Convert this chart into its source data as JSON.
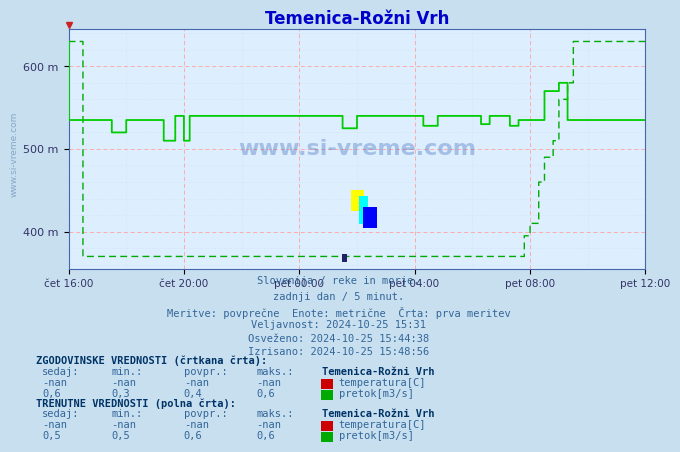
{
  "title": "Temenica-Rožni Vrh",
  "title_color": "#0000cc",
  "background_color": "#c8dff0",
  "plot_bg_color": "#ddeeff",
  "ylim": [
    355,
    645
  ],
  "yticks": [
    400,
    500,
    600
  ],
  "ytick_labels": [
    "400 m",
    "500 m",
    "600 m"
  ],
  "xlabel_ticks": [
    "čet 16:00",
    "čet 20:00",
    "pet 00:00",
    "pet 04:00",
    "pet 08:00",
    "pet 12:00"
  ],
  "x_positions": [
    0,
    4,
    8,
    12,
    16,
    20
  ],
  "line_color_solid": "#00cc00",
  "line_color_dashed": "#00aa00",
  "info_lines": [
    "Slovenija / reke in morje.",
    "zadnji dan / 5 minut.",
    "Meritve: povprečne  Enote: metrične  Črta: prva meritev",
    "Veljavnost: 2024-10-25 15:31",
    "Osveženo: 2024-10-25 15:44:38",
    "Izrisano: 2024-10-25 15:48:56"
  ],
  "hist_label": "ZGODOVINSKE VREDNOSTI (črtkana črta):",
  "curr_label": "TRENUTNE VREDNOSTI (polna črta):",
  "table_headers": [
    "sedaj:",
    "min.:",
    "povpr.:",
    "maks.:"
  ],
  "hist_temp": [
    "-nan",
    "-nan",
    "-nan",
    "-nan"
  ],
  "hist_pretok": [
    "0,6",
    "0,3",
    "0,4",
    "0,6"
  ],
  "curr_temp": [
    "-nan",
    "-nan",
    "-nan",
    "-nan"
  ],
  "curr_pretok": [
    "0,5",
    "0,5",
    "0,6",
    "0,6"
  ],
  "station_name": "Temenica-Rožni Vrh",
  "temp_label": "temperatura[C]",
  "pretok_label": "pretok[m3/s]",
  "temp_color": "#cc0000",
  "pretok_color": "#00aa00",
  "watermark_text": "www.si-vreme.com",
  "sidebar_text": "www.si-vreme.com"
}
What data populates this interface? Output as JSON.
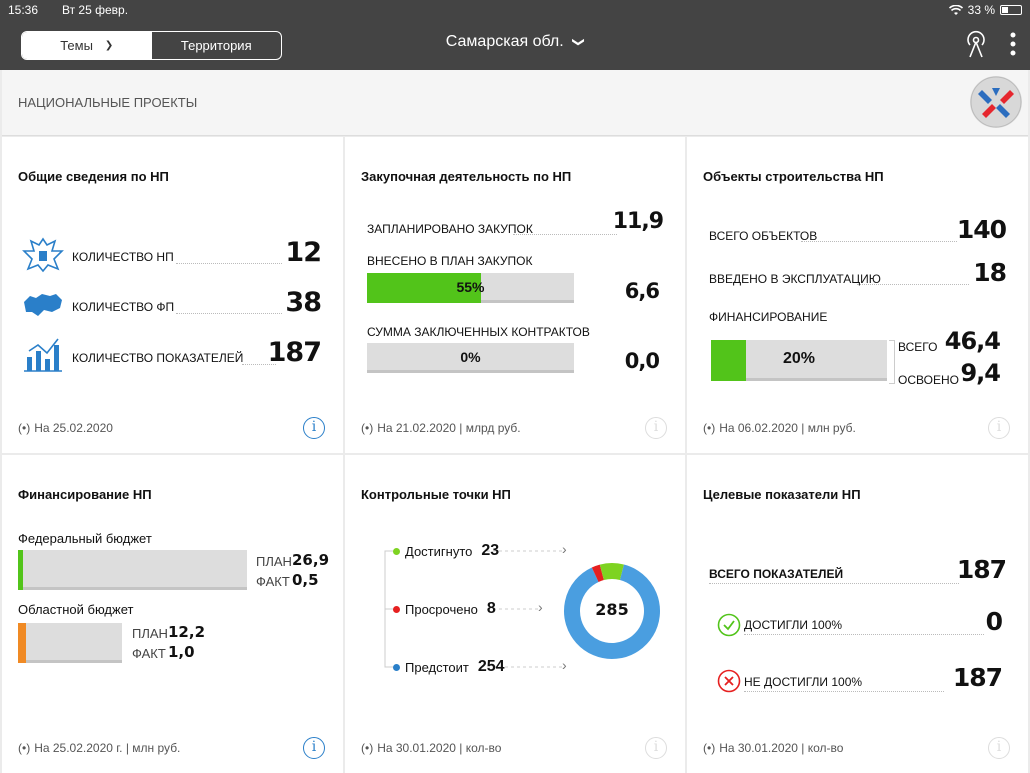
{
  "status": {
    "time": "15:36",
    "date": "Вт 25 февр.",
    "battery": "33 %",
    "battery_level": 0.33
  },
  "nav": {
    "tab_themes": "Темы",
    "tab_territory": "Территория",
    "region": "Самарская обл."
  },
  "subheader": {
    "title": "НАЦИОНАЛЬНЫЕ ПРОЕКТЫ"
  },
  "colors": {
    "green": "#52c41a",
    "orange": "#f08a24",
    "blue_info": "#2a7fc9",
    "donut_blue": "#4a9ee0",
    "red": "#e62020"
  },
  "card1": {
    "title": "Общие сведения по НП",
    "rows": [
      {
        "label": "КОЛИЧЕСТВО НП",
        "value": "12",
        "icon": "emblem-icon"
      },
      {
        "label": "КОЛИЧЕСТВО ФП",
        "value": "38",
        "icon": "map-icon"
      },
      {
        "label": "КОЛИЧЕСТВО ПОКАЗАТЕЛЕЙ",
        "value": "187",
        "icon": "chart-icon"
      }
    ],
    "footer": "На 25.02.2020"
  },
  "card2": {
    "title": "Закупочная деятельность по НП",
    "planned_label": "ЗАПЛАНИРОВАНО ЗАКУПОК",
    "planned_value": "11,9",
    "included_label": "ВНЕСЕНО В ПЛАН ЗАКУПОК",
    "included_pct": "55%",
    "included_fill": 0.55,
    "included_value": "6,6",
    "contracts_label": "СУММА ЗАКЛЮЧЕННЫХ КОНТРАКТОВ",
    "contracts_pct": "0%",
    "contracts_fill": 0,
    "contracts_value": "0,0",
    "footer": "На 21.02.2020 | млрд руб."
  },
  "card3": {
    "title": "Объекты строительства НП",
    "total_label": "ВСЕГО ОБЪЕКТОВ",
    "total_value": "140",
    "commissioned_label": "ВВЕДЕНО В ЭКСПЛУАТАЦИЮ",
    "commissioned_value": "18",
    "funding_label": "ФИНАНСИРОВАНИЕ",
    "funding_pct": "20%",
    "funding_fill": 0.2,
    "all_label": "ВСЕГО",
    "all_value": "46,4",
    "used_label": "ОСВОЕНО",
    "used_value": "9,4",
    "footer": "На 06.02.2020 | млн руб."
  },
  "card4": {
    "title": "Финансирование НП",
    "federal_label": "Федеральный бюджет",
    "federal_fill": 0.02,
    "federal_plan_label": "ПЛАН",
    "federal_plan": "26,9",
    "federal_fact_label": "ФАКТ",
    "federal_fact": "0,5",
    "regional_label": "Областной бюджет",
    "regional_fill": 0.08,
    "regional_plan_label": "ПЛАН",
    "regional_plan": "12,2",
    "regional_fact_label": "ФАКТ",
    "regional_fact": "1,0",
    "footer": "На 25.02.2020 г. | млн руб."
  },
  "card5": {
    "title": "Контрольные точки НП",
    "achieved_label": "Достигнуто",
    "achieved": "23",
    "overdue_label": "Просрочено",
    "overdue": "8",
    "upcoming_label": "Предстоит",
    "upcoming": "254",
    "total": "285",
    "donut": [
      {
        "name": "Предстоит",
        "value": 254,
        "color": "#4a9ee0"
      },
      {
        "name": "Просрочено",
        "value": 8,
        "color": "#e62020"
      },
      {
        "name": "Достигнуто",
        "value": 23,
        "color": "#7ed321"
      }
    ],
    "footer": "На 30.01.2020 | кол-во"
  },
  "card6": {
    "title": "Целевые показатели НП",
    "total_label": "ВСЕГО ПОКАЗАТЕЛЕЙ",
    "total_value": "187",
    "reached_label": "ДОСТИГЛИ 100%",
    "reached_value": "0",
    "not_reached_label": "НЕ ДОСТИГЛИ 100%",
    "not_reached_value": "187",
    "footer": "На 30.01.2020 | кол-во"
  }
}
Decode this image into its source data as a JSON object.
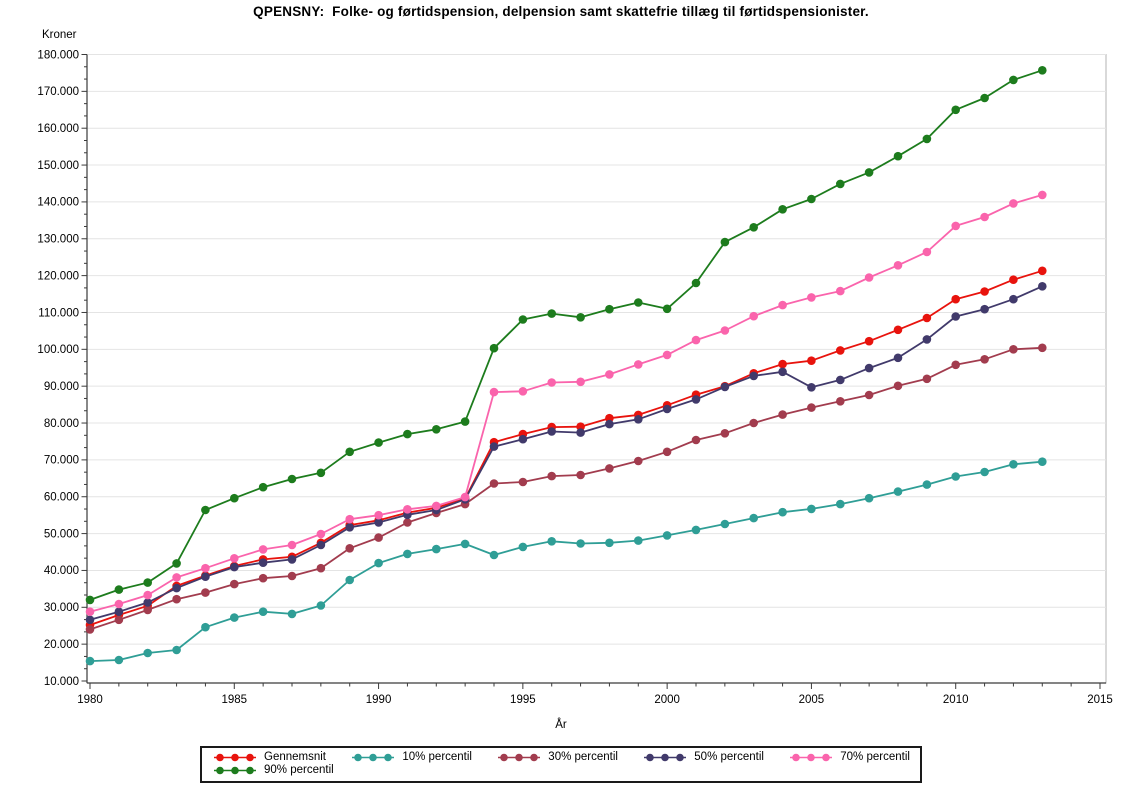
{
  "chart_data": {
    "type": "line",
    "title": "QPENSNY:  Folke- og førtidspension, delpension samt skattefrie tillæg til førtidspensionister.",
    "xlabel": "År",
    "ylabel": "Kroner",
    "xlim": [
      1979.9,
      2015.6
    ],
    "ylim": [
      10000,
      180000
    ],
    "y_tick_step": 10000,
    "y_tick_labels": [
      "10.000",
      "20.000",
      "30.000",
      "40.000",
      "50.000",
      "60.000",
      "70.000",
      "80.000",
      "90.000",
      "100.000",
      "110.000",
      "120.000",
      "130.000",
      "140.000",
      "150.000",
      "160.000",
      "170.000",
      "180.000"
    ],
    "x_tick_labels": [
      "1980",
      "1985",
      "1990",
      "1995",
      "2000",
      "2005",
      "2010",
      "2015"
    ],
    "grid": "horizontal-only",
    "legend_position": "bottom-center-box",
    "marker": "circle",
    "x": [
      1980,
      1981,
      1982,
      1983,
      1984,
      1985,
      1986,
      1987,
      1988,
      1989,
      1990,
      1991,
      1992,
      1993,
      1994,
      1995,
      1996,
      1997,
      1998,
      1999,
      2000,
      2001,
      2002,
      2003,
      2004,
      2005,
      2006,
      2007,
      2008,
      2009,
      2010,
      2011,
      2012,
      2013
    ],
    "series": [
      {
        "name": "Gennemsnit",
        "color": "#e8130d",
        "values": [
          25200,
          27900,
          30400,
          35800,
          38600,
          41200,
          43000,
          43700,
          47500,
          52300,
          53600,
          55700,
          57000,
          59500,
          74800,
          77000,
          78900,
          79000,
          81300,
          82200,
          84800,
          87700,
          90000,
          93500,
          96000,
          96900,
          99700,
          102200,
          105300,
          108500,
          113600,
          115700,
          118900,
          121300
        ]
      },
      {
        "name": "10% percentil",
        "color": "#2f9e96",
        "values": [
          15400,
          15700,
          17600,
          18400,
          24600,
          27200,
          28800,
          28200,
          30500,
          37400,
          42000,
          44500,
          45800,
          47200,
          44200,
          46400,
          47900,
          47300,
          47500,
          48100,
          49500,
          51000,
          52600,
          54200,
          55800,
          56700,
          58000,
          59600,
          61400,
          63300,
          65500,
          66700,
          68800,
          69500
        ]
      },
      {
        "name": "30% percentil",
        "color": "#a23c4e",
        "values": [
          24000,
          26600,
          29300,
          32200,
          34000,
          36300,
          37900,
          38500,
          40600,
          46000,
          48900,
          53000,
          55600,
          58000,
          63600,
          64000,
          65600,
          65900,
          67700,
          69700,
          72200,
          75400,
          77200,
          80000,
          82300,
          84200,
          85900,
          87600,
          90100,
          92000,
          95800,
          97300,
          100000,
          100400
        ]
      },
      {
        "name": "50% percentil",
        "color": "#413a6b",
        "values": [
          26600,
          28800,
          31300,
          35200,
          38300,
          40900,
          42100,
          43000,
          46900,
          51700,
          53000,
          55100,
          56400,
          59300,
          73600,
          75600,
          77700,
          77400,
          79700,
          81000,
          83800,
          86400,
          89800,
          92800,
          93900,
          89700,
          91700,
          94900,
          97700,
          102700,
          108900,
          110900,
          113600,
          117100
        ]
      },
      {
        "name": "70% percentil",
        "color": "#fa64ac",
        "values": [
          28800,
          30900,
          33300,
          38100,
          40600,
          43300,
          45700,
          46900,
          49900,
          53900,
          55000,
          56600,
          57500,
          59900,
          88400,
          88600,
          91000,
          91200,
          93200,
          95900,
          98500,
          102500,
          105100,
          109000,
          112000,
          114100,
          115800,
          119500,
          122800,
          126400,
          133500,
          135900,
          139600,
          141900
        ]
      },
      {
        "name": "90% percentil",
        "color": "#1d7c1d",
        "values": [
          32000,
          34800,
          36700,
          41900,
          56400,
          59600,
          62600,
          64800,
          66500,
          72200,
          74700,
          77000,
          78300,
          80400,
          100300,
          108100,
          109700,
          108700,
          110900,
          112700,
          111000,
          118000,
          129100,
          133100,
          138000,
          140800,
          144900,
          148000,
          152400,
          157100,
          165000,
          168200,
          173100,
          175700
        ]
      }
    ],
    "style": {
      "grid_color": "#e4e4e4",
      "frame_color": "#b3b3b3",
      "axis_color": "#3a3a3a",
      "background": "#ffffff"
    }
  }
}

----

TASK TO CARRY OUT:
Filter the entries and copy out every line with the word "Rožni".

IN RESPONSE:
  "title": "Temenica-Rožni Vrh",
  "station_name": "Temenica-Rožni Vrh",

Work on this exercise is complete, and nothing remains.